-- START Data supplied --

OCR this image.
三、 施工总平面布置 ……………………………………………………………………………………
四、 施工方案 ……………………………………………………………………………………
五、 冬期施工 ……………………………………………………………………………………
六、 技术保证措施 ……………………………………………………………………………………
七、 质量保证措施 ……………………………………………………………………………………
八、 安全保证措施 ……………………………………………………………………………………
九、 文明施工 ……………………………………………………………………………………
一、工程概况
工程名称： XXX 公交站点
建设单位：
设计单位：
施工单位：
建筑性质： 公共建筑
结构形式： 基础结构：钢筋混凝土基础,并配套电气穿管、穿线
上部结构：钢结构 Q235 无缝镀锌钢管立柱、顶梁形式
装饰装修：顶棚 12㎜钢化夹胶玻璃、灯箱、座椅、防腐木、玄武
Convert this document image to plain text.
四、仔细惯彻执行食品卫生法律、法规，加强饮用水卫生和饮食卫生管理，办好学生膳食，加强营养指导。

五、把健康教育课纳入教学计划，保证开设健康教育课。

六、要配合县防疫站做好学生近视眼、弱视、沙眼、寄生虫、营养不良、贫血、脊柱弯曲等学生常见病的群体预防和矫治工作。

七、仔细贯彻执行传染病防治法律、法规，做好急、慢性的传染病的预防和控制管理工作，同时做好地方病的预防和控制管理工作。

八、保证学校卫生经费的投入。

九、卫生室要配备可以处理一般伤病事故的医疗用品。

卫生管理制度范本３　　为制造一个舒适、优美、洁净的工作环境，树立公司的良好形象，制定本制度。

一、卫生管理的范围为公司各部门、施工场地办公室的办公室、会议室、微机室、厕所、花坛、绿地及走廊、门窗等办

-- END Data supplied --

## [Direction]
Repeat the data above exactly.

## [Response to this exercise]
OCR this image.
三、 施工总平面布置 ……………………………………………………………………………………
四、 施工方案 ……………………………………………………………………………………
五、 冬期施工 ……………………………………………………………………………………
六、 技术保证措施 ……………………………………………………………………………………
七、 质量保证措施 ……………………………………………………………………………………
八、 安全保证措施 ……………………………………………………………………………………
九、 文明施工 ……………………………………………………………………………………
一、工程概况
工程名称： XXX 公交站点
建设单位：
设计单位：
施工单位：
建筑性质： 公共建筑
结构形式： 基础结构：钢筋混凝土基础,并配套电气穿管、穿线
上部结构：钢结构 Q235 无缝镀锌钢管立柱、顶梁形式
装饰装修：顶棚 12㎜钢化夹胶玻璃、灯箱、座椅、防腐木、玄武
Convert this document image to plain text.
四、仔细惯彻执行食品卫生法律、法规，加强饮用水卫生和饮食卫生管理，办好学生膳食，加强营养指导。

五、把健康教育课纳入教学计划，保证开设健康教育课。

六、要配合县防疫站做好学生近视眼、弱视、沙眼、寄生虫、营养不良、贫血、脊柱弯曲等学生常见病的群体预防和矫治工作。

七、仔细贯彻执行传染病防治法律、法规，做好急、慢性的传染病的预防和控制管理工作，同时做好地方病的预防和控制管理工作。

八、保证学校卫生经费的投入。

九、卫生室要配备可以处理一般伤病事故的医疗用品。

卫生管理制度范本３　　为制造一个舒适、优美、洁净的工作环境，树立公司的良好形象，制定本制度。

一、卫生管理的范围为公司各部门、施工场地办公室的办公室、会议室、微机室、厕所、花坛、绿地及走廊、门窗等办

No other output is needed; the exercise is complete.